Aim
Could you reproduce every line of the records below word for word, omitting the pictures?

Dataset entries
------------------------------------------------------------

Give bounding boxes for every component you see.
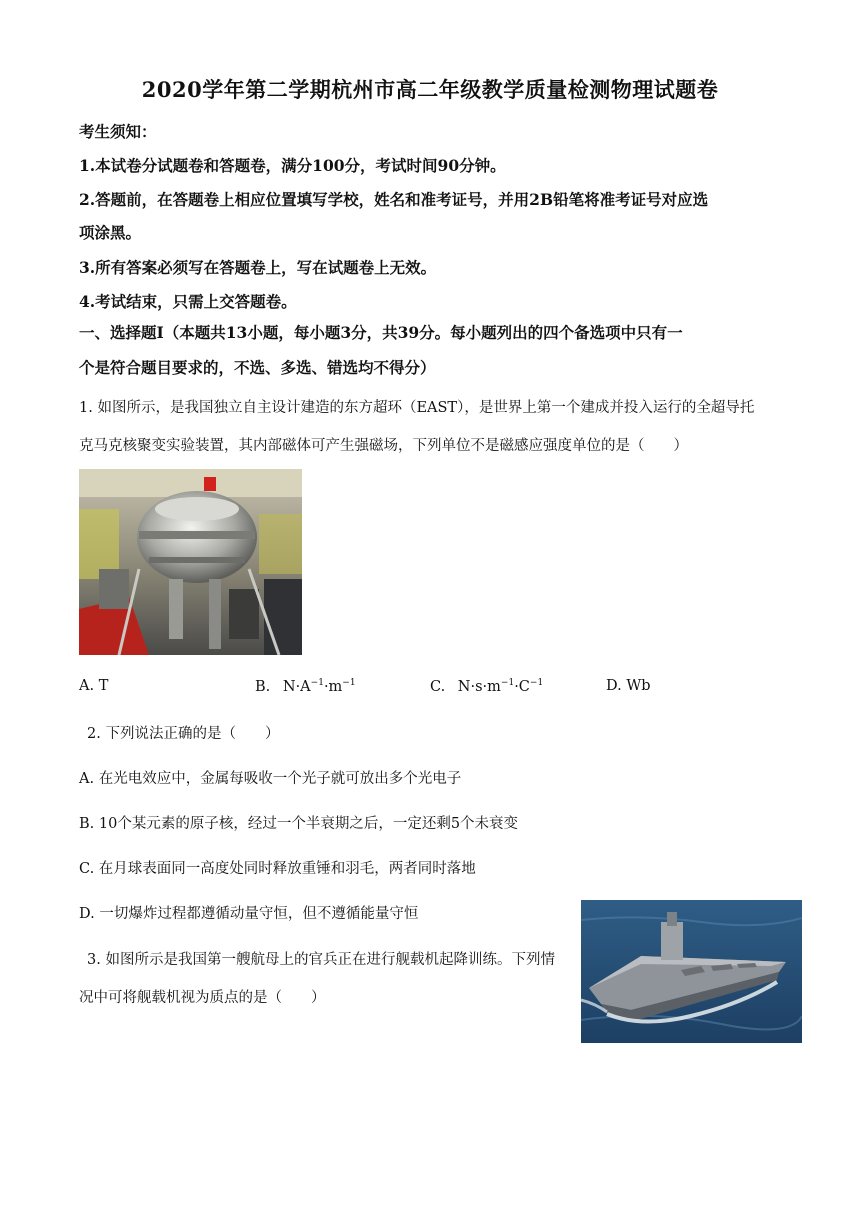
q1-option-b-label: B. — [255, 679, 271, 695]
q1-option-b-expr: $N\cdot A^{-1}\cdot m^{-1}$ — [282, 678, 356, 695]
notice-item-3: 3.所有答案必须写在答题卷上，写在试题卷上无效。 — [79, 258, 437, 277]
q1-option-c-expr: $N\cdot s\cdot m^{-1}\cdot C^{-1}$ — [457, 678, 544, 695]
q2-option-b: B. 10个某元素的原子核，经过一个半衰期之后，一定还剩5个未衰变 — [79, 816, 519, 832]
exam-title: 2020学年第二学期杭州市高二年级教学质量检测物理试题卷 — [141, 77, 719, 102]
q2-stem: 2. 下列说法正确的是（ ） — [87, 726, 280, 742]
notice-item-1: 1.本试卷分试题卷和答题卷，满分100分，考试时间90分钟。 — [79, 156, 506, 175]
q1-stem-line2: 克马克核聚变实验装置，其内部磁体可产生强磁场，下列单位不是磁感应强度单位的是（ ） — [79, 438, 688, 454]
q1-option-d: D. Wb — [606, 678, 651, 694]
q2-option-a: A. 在光电效应中，金属每吸收一个光子就可放出多个光电子 — [79, 771, 462, 787]
section-heading-line2: 个是符合题目要求的，不选、多选、错选均不得分） — [79, 358, 436, 377]
section-heading-line1: 一、选择题Ⅰ（本题共13小题，每小题3分，共39分。每小题列出的四个备选项中只有一 — [79, 323, 683, 342]
notice-item-4: 4.考试结束，只需上交答题卷。 — [79, 292, 297, 311]
q1-option-c-label: C. — [430, 679, 446, 695]
q1-option-a: A. T — [79, 678, 109, 694]
notice-item-2: 2.答题前，在答题卷上相应位置填写学校，姓名和准考证号，并用2B铅笔将准考证号对应选 — [79, 190, 709, 209]
q1-option-b — [255, 678, 356, 695]
notice-heading: 考生须知： — [79, 122, 157, 141]
aircraft-carrier-photo — [581, 900, 802, 1043]
notice-item-2-cont: 项涂黑。 — [79, 223, 142, 242]
q1-option-c — [430, 678, 543, 695]
q2-option-d: D. 一切爆炸过程都遵循动量守恒，但不遵循能量守恒 — [79, 906, 419, 922]
q1-stem-line1: 1. 如图所示，是我国独立自主设计建造的东方超环（EAST），是世界上第一个建成并投入运行的全超导托 — [79, 400, 755, 416]
q3-stem-line1: 3. 如图所示是我国第一艘航母上的官兵正在进行舰载机起降训练。下列情 — [87, 952, 555, 968]
q3-stem-line2: 况中可将舰载机视为质点的是（ ） — [79, 990, 326, 1006]
east-tokamak-photo — [79, 469, 302, 655]
q2-option-c: C. 在月球表面同一高度处同时释放重锤和羽毛，两者同时落地 — [79, 861, 476, 877]
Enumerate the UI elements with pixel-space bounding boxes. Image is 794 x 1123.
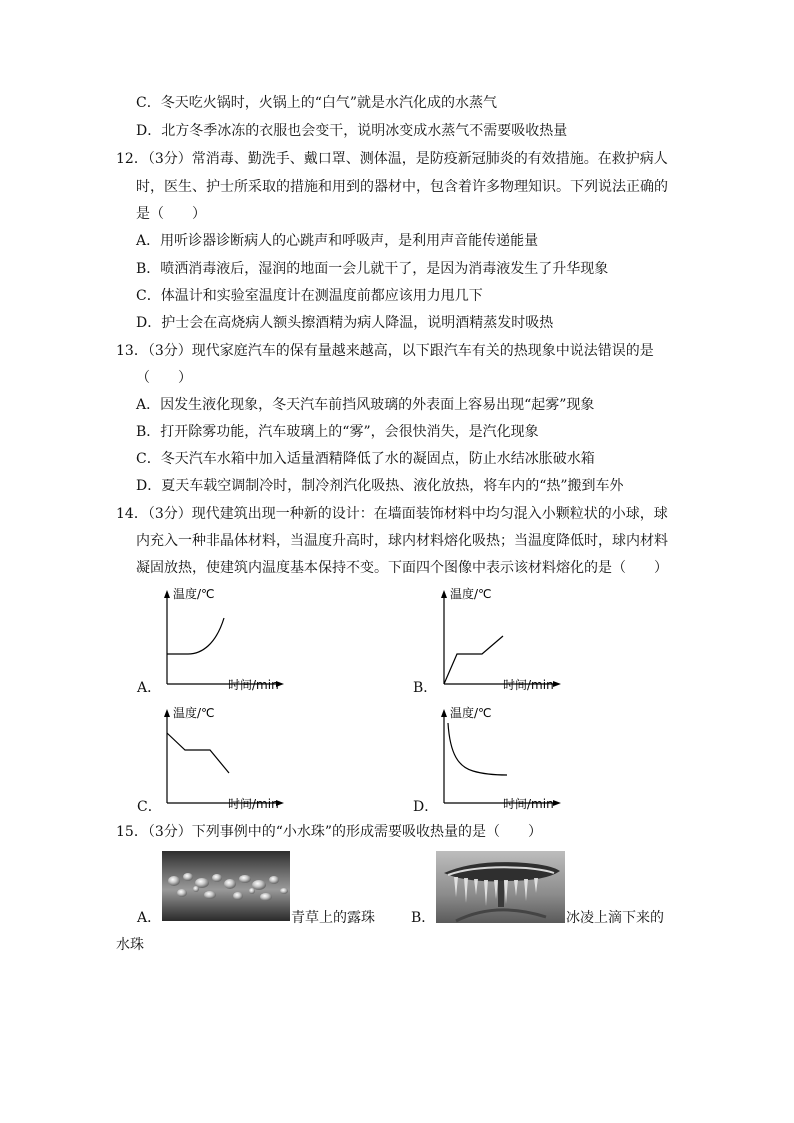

------------------------------------------------------------

Written solution
Give bounding boxes for every component you see.
q1-option-b-label: B. — [255, 679, 271, 695]
q1-option-b-expr: $N\cdot A^{-1}\cdot m^{-1}$ — [282, 678, 356, 695]
notice-item-3: 3.所有答案必须写在答题卷上，写在试题卷上无效。 — [79, 258, 437, 277]
q1-option-c-expr: $N\cdot s\cdot m^{-1}\cdot C^{-1}$ — [457, 678, 544, 695]
q2-option-b: B. 10个某元素的原子核，经过一个半衰期之后，一定还剩5个未衰变 — [79, 816, 519, 832]
exam-title: 2020学年第二学期杭州市高二年级教学质量检测物理试题卷 — [141, 77, 719, 102]
q2-stem: 2. 下列说法正确的是（ ） — [87, 726, 280, 742]
notice-item-1: 1.本试卷分试题卷和答题卷，满分100分，考试时间90分钟。 — [79, 156, 506, 175]
q1-stem-line2: 克马克核聚变实验装置，其内部磁体可产生强磁场，下列单位不是磁感应强度单位的是（ ） — [79, 438, 688, 454]
q1-option-d: D. Wb — [606, 678, 651, 694]
q2-option-a: A. 在光电效应中，金属每吸收一个光子就可放出多个光电子 — [79, 771, 462, 787]
section-heading-line2: 个是符合题目要求的，不选、多选、错选均不得分） — [79, 358, 436, 377]
section-heading-line1: 一、选择题Ⅰ（本题共13小题，每小题3分，共39分。每小题列出的四个备选项中只有一 — [79, 323, 683, 342]
notice-item-4: 4.考试结束，只需上交答题卷。 — [79, 292, 297, 311]
q1-option-c-label: C. — [430, 679, 446, 695]
q1-option-a: A. T — [79, 678, 109, 694]
notice-item-2: 2.答题前，在答题卷上相应位置填写学校，姓名和准考证号，并用2B铅笔将准考证号对应选 — [79, 190, 709, 209]
q1-option-b — [255, 678, 356, 695]
notice-heading: 考生须知： — [79, 122, 157, 141]
aircraft-carrier-photo — [581, 900, 802, 1043]
notice-item-2-cont: 项涂黑。 — [79, 223, 142, 242]
q1-option-c — [430, 678, 543, 695]
q2-option-d: D. 一切爆炸过程都遵循动量守恒，但不遵循能量守恒 — [79, 906, 419, 922]
q1-stem-line1: 1. 如图所示，是我国独立自主设计建造的东方超环（EAST），是世界上第一个建成并投入运行的全超导托 — [79, 400, 755, 416]
q3-stem-line1: 3. 如图所示是我国第一艘航母上的官兵正在进行舰载机起降训练。下列情 — [87, 952, 555, 968]
q3-stem-line2: 况中可将舰载机视为质点的是（ ） — [79, 990, 326, 1006]
east-tokamak-photo — [79, 469, 302, 655]
q2-option-c: C. 在月球表面同一高度处同时释放重锤和羽毛，两者同时落地 — [79, 861, 476, 877]
Enumerate the UI elements with pixel-space bounding boxes. Image is 794 x 1123.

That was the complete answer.